Task objective: Determine how many lines include "solid". Give the number and nothing else.

Chart and figure data
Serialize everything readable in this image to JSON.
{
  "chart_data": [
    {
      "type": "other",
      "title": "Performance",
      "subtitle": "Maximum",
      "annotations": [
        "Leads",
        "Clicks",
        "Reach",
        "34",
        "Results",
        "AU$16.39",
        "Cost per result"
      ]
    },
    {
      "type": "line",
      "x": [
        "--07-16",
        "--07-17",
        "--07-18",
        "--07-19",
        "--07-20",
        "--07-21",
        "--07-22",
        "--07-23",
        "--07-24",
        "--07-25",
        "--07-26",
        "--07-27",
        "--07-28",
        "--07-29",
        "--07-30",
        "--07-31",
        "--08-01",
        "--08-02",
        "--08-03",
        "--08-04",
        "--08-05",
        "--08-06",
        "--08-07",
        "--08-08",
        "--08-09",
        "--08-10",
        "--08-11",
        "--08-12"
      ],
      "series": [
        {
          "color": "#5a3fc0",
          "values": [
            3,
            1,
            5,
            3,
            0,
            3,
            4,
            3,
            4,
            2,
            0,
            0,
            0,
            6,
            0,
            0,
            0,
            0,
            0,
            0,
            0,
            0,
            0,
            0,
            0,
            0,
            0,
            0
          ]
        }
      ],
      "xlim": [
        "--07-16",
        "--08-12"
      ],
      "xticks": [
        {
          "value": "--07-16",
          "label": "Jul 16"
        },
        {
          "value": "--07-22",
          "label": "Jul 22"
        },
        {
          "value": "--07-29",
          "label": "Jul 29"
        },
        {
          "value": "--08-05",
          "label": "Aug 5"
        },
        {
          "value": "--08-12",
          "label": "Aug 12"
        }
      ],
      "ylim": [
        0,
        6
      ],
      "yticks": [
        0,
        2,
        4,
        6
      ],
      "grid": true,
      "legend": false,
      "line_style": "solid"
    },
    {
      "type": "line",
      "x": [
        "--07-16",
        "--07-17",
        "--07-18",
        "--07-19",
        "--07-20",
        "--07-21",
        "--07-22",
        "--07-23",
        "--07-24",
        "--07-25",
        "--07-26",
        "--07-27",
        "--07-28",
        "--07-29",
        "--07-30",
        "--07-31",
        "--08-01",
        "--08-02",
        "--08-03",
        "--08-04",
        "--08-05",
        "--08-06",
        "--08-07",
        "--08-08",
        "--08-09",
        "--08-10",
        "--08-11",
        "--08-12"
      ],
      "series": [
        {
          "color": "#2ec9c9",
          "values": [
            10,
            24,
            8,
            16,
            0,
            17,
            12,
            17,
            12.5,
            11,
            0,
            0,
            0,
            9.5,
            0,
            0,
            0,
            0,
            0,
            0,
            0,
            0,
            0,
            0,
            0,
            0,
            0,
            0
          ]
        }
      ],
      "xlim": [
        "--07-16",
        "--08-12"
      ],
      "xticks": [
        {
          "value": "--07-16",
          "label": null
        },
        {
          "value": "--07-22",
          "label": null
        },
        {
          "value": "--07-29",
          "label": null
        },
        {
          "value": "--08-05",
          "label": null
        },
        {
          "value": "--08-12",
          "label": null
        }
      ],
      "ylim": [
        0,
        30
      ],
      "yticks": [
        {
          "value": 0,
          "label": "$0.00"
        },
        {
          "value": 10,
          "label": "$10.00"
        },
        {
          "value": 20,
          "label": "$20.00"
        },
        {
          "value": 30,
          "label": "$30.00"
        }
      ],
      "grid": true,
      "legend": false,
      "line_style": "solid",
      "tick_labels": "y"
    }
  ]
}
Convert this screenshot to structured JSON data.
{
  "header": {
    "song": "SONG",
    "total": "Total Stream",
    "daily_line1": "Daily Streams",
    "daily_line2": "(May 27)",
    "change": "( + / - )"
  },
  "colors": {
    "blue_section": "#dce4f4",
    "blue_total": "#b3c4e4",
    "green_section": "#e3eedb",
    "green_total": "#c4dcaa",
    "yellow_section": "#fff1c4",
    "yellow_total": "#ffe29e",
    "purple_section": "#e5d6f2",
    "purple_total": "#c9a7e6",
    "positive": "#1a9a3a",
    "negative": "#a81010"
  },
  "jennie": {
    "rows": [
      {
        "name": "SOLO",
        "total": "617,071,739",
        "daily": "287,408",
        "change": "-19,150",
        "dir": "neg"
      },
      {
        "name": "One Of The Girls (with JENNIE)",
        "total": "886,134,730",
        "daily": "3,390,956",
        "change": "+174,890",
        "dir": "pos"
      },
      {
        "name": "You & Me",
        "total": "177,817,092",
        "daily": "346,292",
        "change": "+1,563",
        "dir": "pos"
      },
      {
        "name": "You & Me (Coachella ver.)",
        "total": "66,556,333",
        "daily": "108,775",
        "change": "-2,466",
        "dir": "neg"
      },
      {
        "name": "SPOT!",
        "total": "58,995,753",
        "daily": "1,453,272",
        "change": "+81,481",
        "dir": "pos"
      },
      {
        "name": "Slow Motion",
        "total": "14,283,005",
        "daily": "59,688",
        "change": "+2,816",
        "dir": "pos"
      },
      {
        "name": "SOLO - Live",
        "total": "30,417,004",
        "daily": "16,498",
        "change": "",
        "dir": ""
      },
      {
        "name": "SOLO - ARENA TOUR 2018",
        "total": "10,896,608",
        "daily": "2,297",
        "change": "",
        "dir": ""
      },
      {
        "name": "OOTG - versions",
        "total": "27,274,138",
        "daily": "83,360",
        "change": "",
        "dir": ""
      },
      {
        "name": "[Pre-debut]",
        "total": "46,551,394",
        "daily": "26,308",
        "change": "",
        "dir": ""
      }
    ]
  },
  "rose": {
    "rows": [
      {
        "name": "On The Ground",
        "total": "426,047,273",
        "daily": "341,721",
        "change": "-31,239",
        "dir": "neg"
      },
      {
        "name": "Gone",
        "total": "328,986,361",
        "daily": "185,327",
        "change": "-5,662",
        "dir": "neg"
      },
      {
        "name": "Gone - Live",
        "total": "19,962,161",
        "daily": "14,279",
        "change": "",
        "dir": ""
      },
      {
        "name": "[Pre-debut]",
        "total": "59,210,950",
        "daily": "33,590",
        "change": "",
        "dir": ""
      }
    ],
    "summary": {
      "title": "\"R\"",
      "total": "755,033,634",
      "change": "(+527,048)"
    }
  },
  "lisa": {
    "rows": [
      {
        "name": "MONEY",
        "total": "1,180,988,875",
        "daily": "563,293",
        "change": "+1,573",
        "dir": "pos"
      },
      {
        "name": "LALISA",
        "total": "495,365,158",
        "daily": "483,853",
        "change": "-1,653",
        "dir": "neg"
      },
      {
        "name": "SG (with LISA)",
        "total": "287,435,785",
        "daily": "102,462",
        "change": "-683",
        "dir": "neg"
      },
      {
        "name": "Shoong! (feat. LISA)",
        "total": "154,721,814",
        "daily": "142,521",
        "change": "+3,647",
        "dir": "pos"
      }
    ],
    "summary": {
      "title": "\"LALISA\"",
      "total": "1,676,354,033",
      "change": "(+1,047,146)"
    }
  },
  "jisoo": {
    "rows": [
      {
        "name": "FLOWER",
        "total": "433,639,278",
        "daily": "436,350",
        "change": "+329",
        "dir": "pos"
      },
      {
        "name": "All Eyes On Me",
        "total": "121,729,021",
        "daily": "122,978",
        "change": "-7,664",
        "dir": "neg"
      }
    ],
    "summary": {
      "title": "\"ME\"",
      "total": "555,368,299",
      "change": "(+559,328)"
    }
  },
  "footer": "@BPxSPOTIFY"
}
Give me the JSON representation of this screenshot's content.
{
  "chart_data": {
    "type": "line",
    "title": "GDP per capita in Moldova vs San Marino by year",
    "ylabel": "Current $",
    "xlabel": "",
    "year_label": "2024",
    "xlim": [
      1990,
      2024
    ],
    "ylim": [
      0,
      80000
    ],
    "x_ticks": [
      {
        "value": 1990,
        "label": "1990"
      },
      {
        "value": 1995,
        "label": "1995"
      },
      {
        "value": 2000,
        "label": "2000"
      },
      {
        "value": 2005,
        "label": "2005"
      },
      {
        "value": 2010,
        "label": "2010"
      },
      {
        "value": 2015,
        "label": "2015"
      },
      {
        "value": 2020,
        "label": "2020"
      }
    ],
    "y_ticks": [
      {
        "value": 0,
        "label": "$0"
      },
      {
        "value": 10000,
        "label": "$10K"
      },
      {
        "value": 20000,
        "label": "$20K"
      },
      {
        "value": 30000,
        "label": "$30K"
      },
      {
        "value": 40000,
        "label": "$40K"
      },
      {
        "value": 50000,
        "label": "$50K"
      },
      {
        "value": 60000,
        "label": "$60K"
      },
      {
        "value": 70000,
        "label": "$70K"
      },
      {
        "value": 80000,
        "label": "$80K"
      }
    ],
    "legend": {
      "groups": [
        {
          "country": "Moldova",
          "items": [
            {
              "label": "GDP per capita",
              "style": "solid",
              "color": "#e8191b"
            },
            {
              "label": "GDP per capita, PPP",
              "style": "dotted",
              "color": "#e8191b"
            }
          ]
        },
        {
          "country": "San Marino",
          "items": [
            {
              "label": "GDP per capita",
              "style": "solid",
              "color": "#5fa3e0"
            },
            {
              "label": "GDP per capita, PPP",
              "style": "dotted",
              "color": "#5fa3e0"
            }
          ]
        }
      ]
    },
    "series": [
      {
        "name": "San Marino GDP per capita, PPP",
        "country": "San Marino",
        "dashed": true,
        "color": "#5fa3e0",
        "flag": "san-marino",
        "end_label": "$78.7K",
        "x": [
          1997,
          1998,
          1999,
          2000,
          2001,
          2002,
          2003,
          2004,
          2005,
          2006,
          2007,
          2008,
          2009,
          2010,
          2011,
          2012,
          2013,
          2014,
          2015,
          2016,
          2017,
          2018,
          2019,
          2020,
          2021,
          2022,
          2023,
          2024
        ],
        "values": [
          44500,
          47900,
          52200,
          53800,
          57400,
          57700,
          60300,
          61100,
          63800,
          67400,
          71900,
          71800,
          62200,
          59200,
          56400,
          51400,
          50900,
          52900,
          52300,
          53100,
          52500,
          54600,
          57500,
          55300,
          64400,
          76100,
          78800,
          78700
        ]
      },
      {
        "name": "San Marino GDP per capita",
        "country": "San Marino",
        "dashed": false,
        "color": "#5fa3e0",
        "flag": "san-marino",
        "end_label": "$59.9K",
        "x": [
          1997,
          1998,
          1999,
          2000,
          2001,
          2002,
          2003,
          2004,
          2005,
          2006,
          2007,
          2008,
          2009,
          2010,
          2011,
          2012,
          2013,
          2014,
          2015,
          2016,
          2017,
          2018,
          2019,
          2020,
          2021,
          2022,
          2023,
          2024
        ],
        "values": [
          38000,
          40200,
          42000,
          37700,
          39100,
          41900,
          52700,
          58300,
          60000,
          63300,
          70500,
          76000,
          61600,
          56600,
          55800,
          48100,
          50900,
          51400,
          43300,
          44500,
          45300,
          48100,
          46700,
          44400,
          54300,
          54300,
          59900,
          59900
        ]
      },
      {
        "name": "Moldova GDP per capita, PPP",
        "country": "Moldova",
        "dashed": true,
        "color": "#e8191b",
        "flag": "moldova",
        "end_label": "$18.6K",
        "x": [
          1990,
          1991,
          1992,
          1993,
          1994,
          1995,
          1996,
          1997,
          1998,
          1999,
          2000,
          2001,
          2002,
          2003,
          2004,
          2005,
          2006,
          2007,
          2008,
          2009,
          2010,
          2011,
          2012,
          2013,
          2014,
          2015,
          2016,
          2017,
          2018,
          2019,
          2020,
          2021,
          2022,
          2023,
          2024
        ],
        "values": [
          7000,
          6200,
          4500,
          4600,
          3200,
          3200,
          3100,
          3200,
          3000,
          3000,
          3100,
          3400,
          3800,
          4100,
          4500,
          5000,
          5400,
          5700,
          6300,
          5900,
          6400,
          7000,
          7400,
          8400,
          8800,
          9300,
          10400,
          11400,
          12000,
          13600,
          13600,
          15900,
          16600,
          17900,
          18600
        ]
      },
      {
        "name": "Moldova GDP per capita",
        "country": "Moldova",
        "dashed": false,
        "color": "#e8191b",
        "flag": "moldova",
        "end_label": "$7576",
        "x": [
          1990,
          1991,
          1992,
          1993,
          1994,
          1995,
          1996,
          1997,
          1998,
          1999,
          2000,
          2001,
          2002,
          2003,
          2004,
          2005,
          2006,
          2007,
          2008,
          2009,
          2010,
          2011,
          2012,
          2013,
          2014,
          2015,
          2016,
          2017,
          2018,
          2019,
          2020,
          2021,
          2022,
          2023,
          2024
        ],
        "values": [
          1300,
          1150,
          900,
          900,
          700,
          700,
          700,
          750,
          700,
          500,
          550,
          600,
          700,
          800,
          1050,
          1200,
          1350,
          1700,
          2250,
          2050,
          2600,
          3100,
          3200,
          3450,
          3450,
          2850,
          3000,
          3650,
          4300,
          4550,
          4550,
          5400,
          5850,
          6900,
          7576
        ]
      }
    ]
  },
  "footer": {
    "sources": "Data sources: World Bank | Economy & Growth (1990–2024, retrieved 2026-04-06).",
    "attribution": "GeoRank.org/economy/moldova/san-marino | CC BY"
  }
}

Complete answer: 4